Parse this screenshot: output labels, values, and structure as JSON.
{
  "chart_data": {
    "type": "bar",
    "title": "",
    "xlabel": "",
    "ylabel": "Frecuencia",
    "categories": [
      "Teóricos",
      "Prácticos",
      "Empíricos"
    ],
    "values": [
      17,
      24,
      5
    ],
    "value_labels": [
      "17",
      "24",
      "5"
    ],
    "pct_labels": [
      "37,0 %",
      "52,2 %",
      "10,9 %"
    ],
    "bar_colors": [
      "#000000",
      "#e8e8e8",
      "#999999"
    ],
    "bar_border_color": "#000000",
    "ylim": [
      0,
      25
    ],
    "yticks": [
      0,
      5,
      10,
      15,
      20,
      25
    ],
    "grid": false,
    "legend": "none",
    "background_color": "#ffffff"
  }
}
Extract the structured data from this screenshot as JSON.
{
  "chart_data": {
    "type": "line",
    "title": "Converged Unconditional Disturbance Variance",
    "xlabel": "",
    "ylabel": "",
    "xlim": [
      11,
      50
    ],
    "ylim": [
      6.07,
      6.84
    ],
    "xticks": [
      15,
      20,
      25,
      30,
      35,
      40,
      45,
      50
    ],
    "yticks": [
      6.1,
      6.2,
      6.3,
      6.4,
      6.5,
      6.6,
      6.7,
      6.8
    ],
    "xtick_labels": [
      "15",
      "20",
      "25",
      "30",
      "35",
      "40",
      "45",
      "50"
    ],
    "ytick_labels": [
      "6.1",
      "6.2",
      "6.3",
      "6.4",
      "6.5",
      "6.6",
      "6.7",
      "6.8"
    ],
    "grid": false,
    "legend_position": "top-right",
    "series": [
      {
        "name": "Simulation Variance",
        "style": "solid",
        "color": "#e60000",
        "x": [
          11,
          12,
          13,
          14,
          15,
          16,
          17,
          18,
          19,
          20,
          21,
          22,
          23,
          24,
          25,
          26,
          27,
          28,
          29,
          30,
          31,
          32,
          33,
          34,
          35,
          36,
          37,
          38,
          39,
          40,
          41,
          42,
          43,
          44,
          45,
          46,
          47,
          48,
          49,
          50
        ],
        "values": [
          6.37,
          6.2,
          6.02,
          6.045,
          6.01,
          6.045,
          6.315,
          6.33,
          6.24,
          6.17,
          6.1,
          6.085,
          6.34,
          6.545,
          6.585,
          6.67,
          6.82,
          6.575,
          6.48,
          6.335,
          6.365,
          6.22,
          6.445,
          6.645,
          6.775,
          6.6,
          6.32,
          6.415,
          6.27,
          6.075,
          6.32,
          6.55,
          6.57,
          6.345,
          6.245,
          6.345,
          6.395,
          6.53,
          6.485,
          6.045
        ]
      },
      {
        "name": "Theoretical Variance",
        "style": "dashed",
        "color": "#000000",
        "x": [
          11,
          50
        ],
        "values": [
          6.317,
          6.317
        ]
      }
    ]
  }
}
=-=-=
# AIM OF THE TASK:
Select the lines from the entries that include the word "values".

# SOLUTION:
Parse this screenshot: output labels, values, and structure as JSON.
    "values": [
        "values": [
        "values": [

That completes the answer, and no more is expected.